◆ WHAT TO DO ◆
Copy every entry precisely.

— Begin MATERIAL TO PROCESS —

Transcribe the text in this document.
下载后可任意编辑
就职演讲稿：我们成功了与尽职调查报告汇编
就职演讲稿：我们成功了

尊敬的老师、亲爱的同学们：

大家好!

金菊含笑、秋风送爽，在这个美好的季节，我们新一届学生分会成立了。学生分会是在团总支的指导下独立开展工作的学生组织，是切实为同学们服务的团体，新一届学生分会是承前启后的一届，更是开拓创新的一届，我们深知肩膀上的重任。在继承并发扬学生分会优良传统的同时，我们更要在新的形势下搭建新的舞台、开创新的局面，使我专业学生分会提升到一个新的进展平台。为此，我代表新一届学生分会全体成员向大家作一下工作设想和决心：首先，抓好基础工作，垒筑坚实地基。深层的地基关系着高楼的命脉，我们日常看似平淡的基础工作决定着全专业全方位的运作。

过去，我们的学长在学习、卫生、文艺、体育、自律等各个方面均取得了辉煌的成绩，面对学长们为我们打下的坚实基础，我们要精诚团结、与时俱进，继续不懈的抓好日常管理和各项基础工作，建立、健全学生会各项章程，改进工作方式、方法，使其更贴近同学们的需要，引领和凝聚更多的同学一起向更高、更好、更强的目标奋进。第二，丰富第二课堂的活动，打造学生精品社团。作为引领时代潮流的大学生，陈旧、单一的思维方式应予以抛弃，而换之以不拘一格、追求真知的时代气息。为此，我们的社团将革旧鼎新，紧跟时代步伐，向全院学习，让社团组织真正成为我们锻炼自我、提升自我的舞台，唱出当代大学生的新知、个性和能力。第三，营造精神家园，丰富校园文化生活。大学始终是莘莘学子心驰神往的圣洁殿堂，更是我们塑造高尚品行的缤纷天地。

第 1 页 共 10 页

— End MATERIAL TO PROCESS —

◆ ANSWER FOR THIS EXERCISE ◆
Transcribe the text in this document.
下载后可任意编辑
就职演讲稿：我们成功了与尽职调查报告汇编
就职演讲稿：我们成功了

尊敬的老师、亲爱的同学们：

大家好!

金菊含笑、秋风送爽，在这个美好的季节，我们新一届学生分会成立了。学生分会是在团总支的指导下独立开展工作的学生组织，是切实为同学们服务的团体，新一届学生分会是承前启后的一届，更是开拓创新的一届，我们深知肩膀上的重任。在继承并发扬学生分会优良传统的同时，我们更要在新的形势下搭建新的舞台、开创新的局面，使我专业学生分会提升到一个新的进展平台。为此，我代表新一届学生分会全体成员向大家作一下工作设想和决心：首先，抓好基础工作，垒筑坚实地基。深层的地基关系着高楼的命脉，我们日常看似平淡的基础工作决定着全专业全方位的运作。

过去，我们的学长在学习、卫生、文艺、体育、自律等各个方面均取得了辉煌的成绩，面对学长们为我们打下的坚实基础，我们要精诚团结、与时俱进，继续不懈的抓好日常管理和各项基础工作，建立、健全学生会各项章程，改进工作方式、方法，使其更贴近同学们的需要，引领和凝聚更多的同学一起向更高、更好、更强的目标奋进。第二，丰富第二课堂的活动，打造学生精品社团。作为引领时代潮流的大学生，陈旧、单一的思维方式应予以抛弃，而换之以不拘一格、追求真知的时代气息。为此，我们的社团将革旧鼎新，紧跟时代步伐，向全院学习，让社团组织真正成为我们锻炼自我、提升自我的舞台，唱出当代大学生的新知、个性和能力。第三，营造精神家园，丰富校园文化生活。大学始终是莘莘学子心驰神往的圣洁殿堂，更是我们塑造高尚品行的缤纷天地。

第 1 页 共 10 页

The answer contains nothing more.